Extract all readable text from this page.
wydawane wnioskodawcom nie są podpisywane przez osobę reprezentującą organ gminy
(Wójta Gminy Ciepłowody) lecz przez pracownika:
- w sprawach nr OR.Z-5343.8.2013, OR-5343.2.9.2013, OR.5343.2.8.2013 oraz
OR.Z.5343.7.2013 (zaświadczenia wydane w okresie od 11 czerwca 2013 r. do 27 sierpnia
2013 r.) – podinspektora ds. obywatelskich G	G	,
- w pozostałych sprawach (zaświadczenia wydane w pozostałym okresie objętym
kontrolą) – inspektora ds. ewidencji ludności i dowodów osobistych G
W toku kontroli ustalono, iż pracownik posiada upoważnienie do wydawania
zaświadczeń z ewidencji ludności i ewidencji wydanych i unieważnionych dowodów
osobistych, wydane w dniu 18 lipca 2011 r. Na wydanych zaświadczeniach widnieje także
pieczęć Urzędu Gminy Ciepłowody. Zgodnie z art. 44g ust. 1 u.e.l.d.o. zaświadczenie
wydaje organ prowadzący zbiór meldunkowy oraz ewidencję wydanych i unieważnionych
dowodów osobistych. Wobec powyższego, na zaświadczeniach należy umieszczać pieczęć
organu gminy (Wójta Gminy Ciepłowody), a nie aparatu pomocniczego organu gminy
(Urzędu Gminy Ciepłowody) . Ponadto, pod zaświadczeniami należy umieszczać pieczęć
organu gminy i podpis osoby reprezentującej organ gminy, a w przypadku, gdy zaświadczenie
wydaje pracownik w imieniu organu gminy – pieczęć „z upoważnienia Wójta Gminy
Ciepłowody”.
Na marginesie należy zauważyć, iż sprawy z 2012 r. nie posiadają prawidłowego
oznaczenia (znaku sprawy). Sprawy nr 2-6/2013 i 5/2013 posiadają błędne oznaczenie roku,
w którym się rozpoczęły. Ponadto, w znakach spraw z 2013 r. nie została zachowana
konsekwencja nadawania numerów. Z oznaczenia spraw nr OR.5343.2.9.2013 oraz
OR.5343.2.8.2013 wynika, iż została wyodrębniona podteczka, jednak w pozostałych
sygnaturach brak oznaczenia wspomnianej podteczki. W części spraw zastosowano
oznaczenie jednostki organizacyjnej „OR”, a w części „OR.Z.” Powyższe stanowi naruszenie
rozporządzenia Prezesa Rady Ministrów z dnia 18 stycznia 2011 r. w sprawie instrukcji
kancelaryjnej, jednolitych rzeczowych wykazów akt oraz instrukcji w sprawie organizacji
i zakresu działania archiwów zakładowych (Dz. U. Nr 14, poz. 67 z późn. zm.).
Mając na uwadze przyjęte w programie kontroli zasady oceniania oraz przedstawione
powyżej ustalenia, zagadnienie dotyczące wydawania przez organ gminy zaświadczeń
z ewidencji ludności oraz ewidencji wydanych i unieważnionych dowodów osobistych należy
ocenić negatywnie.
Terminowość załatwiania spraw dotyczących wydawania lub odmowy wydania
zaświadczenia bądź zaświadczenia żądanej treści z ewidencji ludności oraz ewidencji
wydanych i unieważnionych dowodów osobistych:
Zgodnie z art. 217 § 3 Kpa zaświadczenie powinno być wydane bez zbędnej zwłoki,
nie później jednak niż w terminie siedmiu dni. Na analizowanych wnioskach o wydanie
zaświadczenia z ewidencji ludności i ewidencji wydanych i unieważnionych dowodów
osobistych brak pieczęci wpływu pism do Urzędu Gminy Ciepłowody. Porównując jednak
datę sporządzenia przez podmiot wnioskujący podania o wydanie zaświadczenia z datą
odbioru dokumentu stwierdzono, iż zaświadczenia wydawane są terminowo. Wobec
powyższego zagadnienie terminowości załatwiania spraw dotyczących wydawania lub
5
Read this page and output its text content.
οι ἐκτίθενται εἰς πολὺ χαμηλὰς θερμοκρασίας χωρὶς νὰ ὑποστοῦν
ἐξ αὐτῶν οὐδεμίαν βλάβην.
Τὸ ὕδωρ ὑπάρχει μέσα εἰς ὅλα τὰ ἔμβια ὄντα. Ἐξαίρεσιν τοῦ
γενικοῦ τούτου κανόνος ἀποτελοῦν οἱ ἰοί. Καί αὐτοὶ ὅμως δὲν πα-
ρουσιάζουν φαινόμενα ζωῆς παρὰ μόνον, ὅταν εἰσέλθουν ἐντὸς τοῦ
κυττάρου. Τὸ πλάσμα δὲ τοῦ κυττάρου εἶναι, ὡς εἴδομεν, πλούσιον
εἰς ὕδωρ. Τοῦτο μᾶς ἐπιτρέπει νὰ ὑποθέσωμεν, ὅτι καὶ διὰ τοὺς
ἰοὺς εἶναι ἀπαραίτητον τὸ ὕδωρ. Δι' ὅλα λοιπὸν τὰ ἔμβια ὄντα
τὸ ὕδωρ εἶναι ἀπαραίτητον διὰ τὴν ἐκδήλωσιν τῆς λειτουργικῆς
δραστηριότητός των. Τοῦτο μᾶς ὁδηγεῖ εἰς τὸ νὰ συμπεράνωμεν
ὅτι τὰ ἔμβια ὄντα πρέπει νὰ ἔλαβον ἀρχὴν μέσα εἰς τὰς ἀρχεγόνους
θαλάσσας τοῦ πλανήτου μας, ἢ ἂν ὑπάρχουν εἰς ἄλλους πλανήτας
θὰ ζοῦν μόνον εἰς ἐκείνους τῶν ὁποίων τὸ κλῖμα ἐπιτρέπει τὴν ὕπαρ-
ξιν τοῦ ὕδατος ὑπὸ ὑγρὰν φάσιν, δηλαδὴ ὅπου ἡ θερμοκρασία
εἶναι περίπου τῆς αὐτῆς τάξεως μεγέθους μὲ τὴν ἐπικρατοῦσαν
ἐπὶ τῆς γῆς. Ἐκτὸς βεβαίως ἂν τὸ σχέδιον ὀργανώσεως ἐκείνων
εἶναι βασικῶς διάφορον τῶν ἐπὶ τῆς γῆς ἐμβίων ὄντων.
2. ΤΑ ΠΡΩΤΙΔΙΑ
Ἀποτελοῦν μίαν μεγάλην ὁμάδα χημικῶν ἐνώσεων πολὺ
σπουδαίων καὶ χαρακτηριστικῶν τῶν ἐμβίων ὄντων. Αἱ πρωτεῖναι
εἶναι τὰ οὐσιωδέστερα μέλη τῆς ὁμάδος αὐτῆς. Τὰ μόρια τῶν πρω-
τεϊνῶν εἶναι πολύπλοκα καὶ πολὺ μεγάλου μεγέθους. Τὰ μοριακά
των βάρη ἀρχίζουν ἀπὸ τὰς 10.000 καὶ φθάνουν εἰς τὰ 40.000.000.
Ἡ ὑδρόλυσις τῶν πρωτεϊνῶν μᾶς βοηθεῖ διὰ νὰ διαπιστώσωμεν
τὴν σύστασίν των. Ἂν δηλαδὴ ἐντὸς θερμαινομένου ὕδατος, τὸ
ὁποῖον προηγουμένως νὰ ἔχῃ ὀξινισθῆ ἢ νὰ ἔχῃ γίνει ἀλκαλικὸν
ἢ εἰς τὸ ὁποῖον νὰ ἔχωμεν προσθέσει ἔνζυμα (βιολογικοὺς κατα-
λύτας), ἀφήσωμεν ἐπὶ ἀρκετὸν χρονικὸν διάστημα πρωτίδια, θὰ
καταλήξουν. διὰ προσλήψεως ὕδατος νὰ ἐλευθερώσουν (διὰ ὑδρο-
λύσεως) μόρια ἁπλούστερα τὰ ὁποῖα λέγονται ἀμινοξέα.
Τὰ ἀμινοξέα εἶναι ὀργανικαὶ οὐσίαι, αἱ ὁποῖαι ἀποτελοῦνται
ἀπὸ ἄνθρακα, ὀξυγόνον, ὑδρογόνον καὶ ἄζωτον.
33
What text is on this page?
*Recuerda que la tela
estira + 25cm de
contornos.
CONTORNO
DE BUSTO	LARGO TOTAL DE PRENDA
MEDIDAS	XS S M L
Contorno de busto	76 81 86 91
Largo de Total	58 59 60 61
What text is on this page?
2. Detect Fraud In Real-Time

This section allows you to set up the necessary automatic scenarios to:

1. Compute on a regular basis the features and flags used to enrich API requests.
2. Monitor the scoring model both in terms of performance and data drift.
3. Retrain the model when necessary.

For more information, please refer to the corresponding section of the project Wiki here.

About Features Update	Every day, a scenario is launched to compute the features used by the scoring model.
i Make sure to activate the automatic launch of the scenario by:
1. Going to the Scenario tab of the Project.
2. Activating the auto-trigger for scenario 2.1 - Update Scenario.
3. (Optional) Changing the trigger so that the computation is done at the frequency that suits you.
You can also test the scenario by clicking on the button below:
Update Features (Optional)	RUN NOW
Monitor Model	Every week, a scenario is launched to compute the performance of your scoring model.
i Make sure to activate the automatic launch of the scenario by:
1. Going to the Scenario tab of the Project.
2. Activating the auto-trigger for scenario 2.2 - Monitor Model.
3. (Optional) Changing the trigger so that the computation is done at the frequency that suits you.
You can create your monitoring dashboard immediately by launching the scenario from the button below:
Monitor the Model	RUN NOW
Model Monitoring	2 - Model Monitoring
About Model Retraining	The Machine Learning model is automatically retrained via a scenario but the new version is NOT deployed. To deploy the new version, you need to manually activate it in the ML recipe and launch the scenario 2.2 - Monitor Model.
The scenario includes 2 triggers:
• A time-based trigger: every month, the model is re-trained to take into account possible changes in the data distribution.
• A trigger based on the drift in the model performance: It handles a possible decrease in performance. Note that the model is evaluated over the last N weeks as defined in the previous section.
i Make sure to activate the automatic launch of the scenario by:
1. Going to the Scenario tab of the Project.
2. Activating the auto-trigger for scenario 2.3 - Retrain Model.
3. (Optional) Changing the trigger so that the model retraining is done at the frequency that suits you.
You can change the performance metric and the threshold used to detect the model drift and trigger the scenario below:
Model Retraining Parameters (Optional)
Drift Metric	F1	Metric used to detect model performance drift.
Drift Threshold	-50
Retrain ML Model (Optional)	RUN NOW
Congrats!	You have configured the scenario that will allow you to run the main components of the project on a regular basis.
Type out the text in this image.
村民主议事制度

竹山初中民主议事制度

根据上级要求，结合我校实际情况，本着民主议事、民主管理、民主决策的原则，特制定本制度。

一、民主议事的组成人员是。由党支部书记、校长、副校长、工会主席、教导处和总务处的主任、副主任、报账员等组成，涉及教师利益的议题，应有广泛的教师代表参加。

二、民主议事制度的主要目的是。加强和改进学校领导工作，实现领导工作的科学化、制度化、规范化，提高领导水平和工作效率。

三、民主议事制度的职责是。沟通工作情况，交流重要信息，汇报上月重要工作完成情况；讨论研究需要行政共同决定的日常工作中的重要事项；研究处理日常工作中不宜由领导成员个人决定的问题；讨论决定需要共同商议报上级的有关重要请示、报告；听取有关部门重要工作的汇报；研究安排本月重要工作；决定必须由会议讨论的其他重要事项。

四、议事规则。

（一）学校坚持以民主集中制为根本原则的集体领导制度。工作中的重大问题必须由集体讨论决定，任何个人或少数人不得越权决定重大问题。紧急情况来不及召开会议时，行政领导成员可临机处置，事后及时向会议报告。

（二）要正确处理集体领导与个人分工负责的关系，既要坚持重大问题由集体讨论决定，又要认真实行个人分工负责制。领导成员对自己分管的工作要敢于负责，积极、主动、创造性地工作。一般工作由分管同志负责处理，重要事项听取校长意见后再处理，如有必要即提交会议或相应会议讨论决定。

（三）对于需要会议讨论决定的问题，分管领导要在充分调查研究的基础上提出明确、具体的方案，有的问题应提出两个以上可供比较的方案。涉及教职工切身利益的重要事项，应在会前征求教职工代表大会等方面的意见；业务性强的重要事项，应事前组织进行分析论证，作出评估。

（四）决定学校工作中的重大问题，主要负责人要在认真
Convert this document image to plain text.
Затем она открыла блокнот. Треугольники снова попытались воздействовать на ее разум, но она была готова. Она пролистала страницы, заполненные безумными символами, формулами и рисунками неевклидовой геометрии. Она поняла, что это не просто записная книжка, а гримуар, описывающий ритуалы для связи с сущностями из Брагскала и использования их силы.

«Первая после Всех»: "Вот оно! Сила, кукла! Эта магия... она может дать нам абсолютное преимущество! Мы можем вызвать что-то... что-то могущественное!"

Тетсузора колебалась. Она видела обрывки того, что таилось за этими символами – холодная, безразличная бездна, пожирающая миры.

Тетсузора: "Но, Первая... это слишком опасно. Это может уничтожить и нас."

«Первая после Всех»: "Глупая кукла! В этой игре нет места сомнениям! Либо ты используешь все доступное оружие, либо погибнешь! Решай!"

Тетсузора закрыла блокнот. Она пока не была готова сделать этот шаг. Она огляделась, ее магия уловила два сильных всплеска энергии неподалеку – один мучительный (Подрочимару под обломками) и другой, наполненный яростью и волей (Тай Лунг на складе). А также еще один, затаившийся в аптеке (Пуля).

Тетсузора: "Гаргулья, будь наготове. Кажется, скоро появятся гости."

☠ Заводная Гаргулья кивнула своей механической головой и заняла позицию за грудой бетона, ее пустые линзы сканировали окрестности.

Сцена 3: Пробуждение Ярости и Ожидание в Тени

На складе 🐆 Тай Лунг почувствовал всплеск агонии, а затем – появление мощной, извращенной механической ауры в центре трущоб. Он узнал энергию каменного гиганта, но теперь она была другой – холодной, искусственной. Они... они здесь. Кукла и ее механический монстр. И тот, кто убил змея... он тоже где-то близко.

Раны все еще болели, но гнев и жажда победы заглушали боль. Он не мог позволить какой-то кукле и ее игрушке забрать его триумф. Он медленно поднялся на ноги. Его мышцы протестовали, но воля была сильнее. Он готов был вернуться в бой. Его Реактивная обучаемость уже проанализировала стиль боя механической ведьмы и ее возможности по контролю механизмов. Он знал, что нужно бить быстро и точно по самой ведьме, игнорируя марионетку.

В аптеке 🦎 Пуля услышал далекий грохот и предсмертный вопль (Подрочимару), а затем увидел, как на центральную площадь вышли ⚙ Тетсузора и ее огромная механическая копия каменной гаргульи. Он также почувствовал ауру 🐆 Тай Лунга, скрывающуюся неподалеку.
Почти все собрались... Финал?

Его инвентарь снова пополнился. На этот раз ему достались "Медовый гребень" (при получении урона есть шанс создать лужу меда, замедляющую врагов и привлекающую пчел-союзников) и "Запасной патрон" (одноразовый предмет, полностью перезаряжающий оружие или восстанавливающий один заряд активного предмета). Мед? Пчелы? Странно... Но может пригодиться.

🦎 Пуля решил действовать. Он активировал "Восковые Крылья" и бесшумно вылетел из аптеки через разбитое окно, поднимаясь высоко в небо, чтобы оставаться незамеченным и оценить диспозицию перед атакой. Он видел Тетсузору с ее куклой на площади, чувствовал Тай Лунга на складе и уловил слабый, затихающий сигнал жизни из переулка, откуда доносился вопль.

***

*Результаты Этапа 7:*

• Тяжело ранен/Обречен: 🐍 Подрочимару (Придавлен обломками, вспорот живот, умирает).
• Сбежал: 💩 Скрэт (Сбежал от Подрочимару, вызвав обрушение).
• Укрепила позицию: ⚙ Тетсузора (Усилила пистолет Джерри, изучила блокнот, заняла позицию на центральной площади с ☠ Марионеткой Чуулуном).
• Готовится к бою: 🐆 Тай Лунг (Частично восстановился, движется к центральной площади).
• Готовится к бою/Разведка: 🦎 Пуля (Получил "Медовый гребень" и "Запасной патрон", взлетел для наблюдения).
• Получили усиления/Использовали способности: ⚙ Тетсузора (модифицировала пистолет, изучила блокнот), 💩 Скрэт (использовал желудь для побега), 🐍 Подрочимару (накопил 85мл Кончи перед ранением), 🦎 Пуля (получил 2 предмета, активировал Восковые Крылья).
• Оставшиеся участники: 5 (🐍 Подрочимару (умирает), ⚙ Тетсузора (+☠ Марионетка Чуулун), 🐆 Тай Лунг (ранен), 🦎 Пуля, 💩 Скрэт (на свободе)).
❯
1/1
———
# Stated problem:
Select every line of the records holding the string "Urzędu".

# Result:
pieczęć Urzędu Gminy Ciepłowody. Zgodnie z art. 44g ust. 1 u.e.l.d.o. zaświadczenie
(Urzędu Gminy Ciepłowody) . Ponadto, pod zaświadczeniami należy umieszczać pieczęć
osobistych brak pieczęci wpływu pism do Urzędu Gminy Ciepłowody. Porównując jednak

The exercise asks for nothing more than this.